▸ Task brief:
Below are the records; pull every line that includes "modulation".

Collected data entries:
•••

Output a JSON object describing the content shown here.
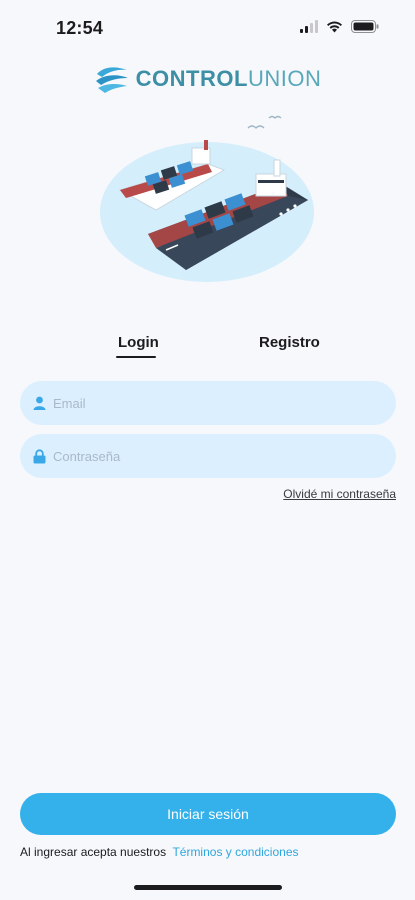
{
  "status_bar": {
    "time": "12:54",
    "icons": [
      "signal-icon",
      "wifi-icon",
      "battery-icon"
    ]
  },
  "logo": {
    "bold": "CONTROL",
    "light": "UNION",
    "brand_color": "#3d8fa6"
  },
  "hero": {
    "icon": "cargo-ships-illustration"
  },
  "tabs": {
    "login": "Login",
    "register": "Registro",
    "active": "login"
  },
  "form": {
    "email_placeholder": "Email",
    "email_value": "",
    "password_placeholder": "Contraseña",
    "password_value": "",
    "forgot_label": "Olvidé mi contraseña"
  },
  "footer": {
    "login_button": "Iniciar sesión",
    "terms_prefix": "Al ingresar acepta nuestros",
    "terms_link": "Términos y condiciones"
  },
  "colors": {
    "accent": "#34b1ea",
    "input_bg": "#dcefff",
    "link": "#2fa6de",
    "background": "#f6f8fb"
  }
}
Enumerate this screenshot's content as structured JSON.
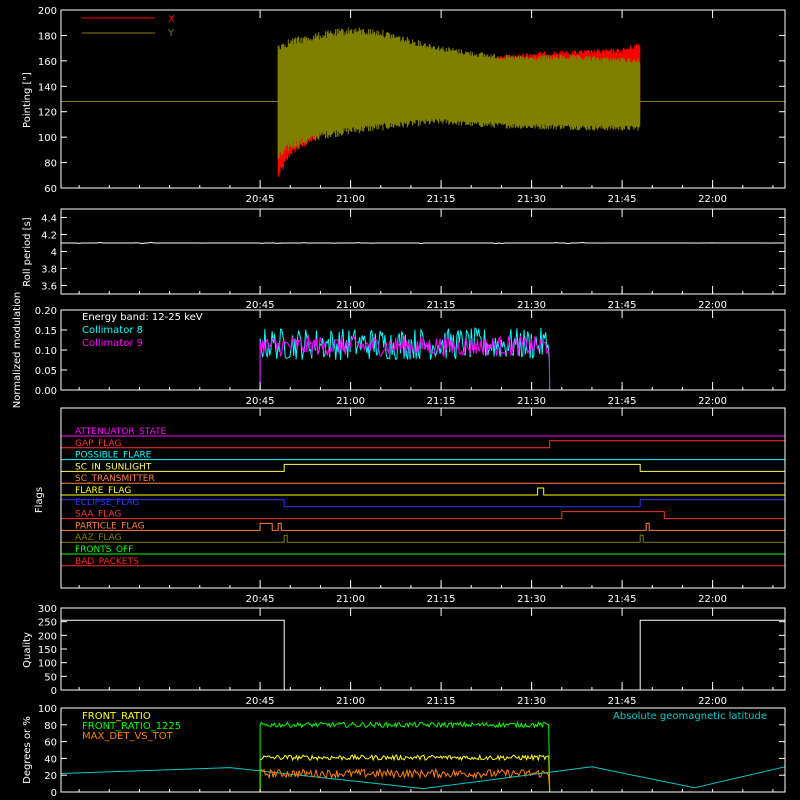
{
  "chart_data": [
    {
      "type": "line",
      "id": "pointing",
      "ylabel": "Pointing [\"]",
      "ylim": [
        60,
        200
      ],
      "yticks": [
        60,
        80,
        100,
        120,
        140,
        160,
        180,
        200
      ],
      "xticks": [
        "20:45",
        "21:00",
        "21:15",
        "21:30",
        "21:45",
        "22:00"
      ],
      "legend": "top-left",
      "colors": {
        "X": "#ff0000",
        "Y": "#808000"
      },
      "series": [
        {
          "name": "X",
          "t_start": "20:48",
          "t_end": "21:48",
          "envelope_x": [
            "20:48",
            "20:50",
            "20:55",
            "21:00",
            "21:05",
            "21:10",
            "21:15",
            "21:20",
            "21:25",
            "21:30",
            "21:35",
            "21:40",
            "21:45",
            "21:48"
          ],
          "upper": [
            170,
            150,
            148,
            146,
            148,
            152,
            156,
            160,
            164,
            167,
            168,
            169,
            170,
            175
          ],
          "lower": [
            65,
            85,
            100,
            110,
            118,
            120,
            122,
            120,
            118,
            116,
            116,
            115,
            115,
            115
          ]
        },
        {
          "name": "Y",
          "t_start": "20:48",
          "t_end": "21:48",
          "baseline": 128,
          "envelope_x": [
            "20:48",
            "20:50",
            "20:55",
            "21:00",
            "21:05",
            "21:10",
            "21:15",
            "21:20",
            "21:25",
            "21:30",
            "21:35",
            "21:40",
            "21:45",
            "21:48"
          ],
          "upper": [
            175,
            178,
            183,
            187,
            185,
            178,
            172,
            168,
            165,
            164,
            165,
            164,
            163,
            162
          ],
          "lower": [
            80,
            90,
            98,
            102,
            105,
            108,
            110,
            108,
            107,
            106,
            106,
            105,
            105,
            105
          ]
        }
      ]
    },
    {
      "type": "line",
      "id": "roll",
      "ylabel": "Roll period [s]",
      "ylim": [
        3.5,
        4.5
      ],
      "yticks": [
        3.6,
        3.8,
        4.0,
        4.2,
        4.4
      ],
      "xticks": [
        "20:45",
        "21:00",
        "21:15",
        "21:30",
        "21:45",
        "22:00"
      ],
      "series": [
        {
          "name": "",
          "value": 4.1
        }
      ]
    },
    {
      "type": "line",
      "id": "modulation",
      "ylabel": "Normalized modulation",
      "ylim": [
        0.0,
        0.2
      ],
      "yticks": [
        "0.00",
        "0.05",
        "0.10",
        "0.15",
        "0.20"
      ],
      "xticks": [
        "20:45",
        "21:00",
        "21:15",
        "21:30",
        "21:45",
        "22:00"
      ],
      "annotation": "Energy band: 12-25 keV",
      "colors": {
        "Collimator 8": "#00ffff",
        "Collimator 9": "#ff00ff"
      },
      "series": [
        {
          "name": "Collimator 8",
          "t_start": "20:45",
          "t_end": "21:33",
          "mean": 0.115,
          "spread": 0.04
        },
        {
          "name": "Collimator 9",
          "t_start": "20:45",
          "t_end": "21:33",
          "mean": 0.11,
          "spread": 0.025
        }
      ]
    },
    {
      "type": "line",
      "id": "flags",
      "ylabel": "Flags",
      "xticks": [
        "20:45",
        "21:00",
        "21:15",
        "21:30",
        "21:45",
        "22:00"
      ],
      "series": [
        {
          "name": "ATTENUATOR_STATE",
          "color": "#ff00ff",
          "segments": []
        },
        {
          "name": "GAP_FLAG",
          "color": "#ff3030",
          "segments": [
            [
              "21:33",
              "22:12"
            ]
          ]
        },
        {
          "name": "POSSIBLE_FLARE",
          "color": "#00ffff",
          "segments": []
        },
        {
          "name": "SC_IN_SUNLIGHT",
          "color": "#ffff60",
          "segments": [
            [
              "20:49",
              "21:48"
            ]
          ]
        },
        {
          "name": "SC_TRANSMITTER",
          "color": "#ff8040",
          "segments": []
        },
        {
          "name": "FLARE_FLAG",
          "color": "#ffff00",
          "segments": [
            [
              "21:31",
              "21:32"
            ]
          ]
        },
        {
          "name": "ECLIPSE_FLAG",
          "color": "#3030ff",
          "segments": [
            [
              "20:12",
              "20:49"
            ],
            [
              "21:48",
              "22:12"
            ]
          ]
        },
        {
          "name": "SAA_FLAG",
          "color": "#ff3030",
          "segments": [
            [
              "21:35",
              "21:52"
            ]
          ]
        },
        {
          "name": "PARTICLE_FLAG",
          "color": "#ff8040",
          "segments": [
            [
              "20:45",
              "20:47"
            ],
            [
              "20:48",
              "20:48"
            ],
            [
              "21:49",
              "21:49"
            ]
          ]
        },
        {
          "name": "AAZ_FLAG",
          "color": "#808000",
          "segments": [
            [
              "20:49",
              "20:49"
            ],
            [
              "21:48",
              "21:48"
            ]
          ]
        },
        {
          "name": "FRONTS_OFF",
          "color": "#00ff00",
          "segments": []
        },
        {
          "name": "BAD_PACKETS",
          "color": "#ff2020",
          "segments": []
        }
      ]
    },
    {
      "type": "line",
      "id": "quality",
      "ylabel": "Quality",
      "ylim": [
        0,
        300
      ],
      "yticks": [
        0,
        50,
        100,
        150,
        200,
        250,
        300
      ],
      "xticks": [
        "20:45",
        "21:00",
        "21:15",
        "21:30",
        "21:45",
        "22:00"
      ],
      "series": [
        {
          "name": "",
          "points": [
            [
              "20:12",
              255
            ],
            [
              "20:49",
              255
            ],
            [
              "20:49",
              0
            ],
            [
              "21:48",
              0
            ],
            [
              "21:48",
              255
            ],
            [
              "22:12",
              255
            ]
          ]
        }
      ]
    },
    {
      "type": "line",
      "id": "ratios",
      "ylabel": "Degrees or %",
      "ylim": [
        0,
        100
      ],
      "yticks": [
        0,
        20,
        40,
        60,
        80,
        100
      ],
      "xticks": [],
      "legend": "top-left",
      "colors": {
        "FRONT_RATIO": "#ffff00",
        "FRONT_RATIO_1225": "#00ff00",
        "MAX_DET_VS_TOT": "#ff8000",
        "Absolute geomagnetic latitude": "#00cccc"
      },
      "series": [
        {
          "name": "FRONT_RATIO",
          "t_start": "20:45",
          "t_end": "21:33",
          "mean": 41,
          "spread": 3
        },
        {
          "name": "FRONT_RATIO_1225",
          "t_start": "20:45",
          "t_end": "21:33",
          "mean": 80,
          "spread": 3
        },
        {
          "name": "MAX_DET_VS_TOT",
          "t_start": "20:45",
          "t_end": "21:33",
          "mean": 22,
          "spread": 5
        },
        {
          "name": "Absolute geomagnetic latitude",
          "points": [
            [
              "20:12",
              22
            ],
            [
              "20:40",
              29
            ],
            [
              "21:12",
              4
            ],
            [
              "21:40",
              30
            ],
            [
              "21:57",
              5
            ],
            [
              "22:12",
              30
            ]
          ]
        }
      ]
    }
  ]
}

•••

▸ Correct response:
      "id": "modulation",
      "ylabel": "Normalized modulation",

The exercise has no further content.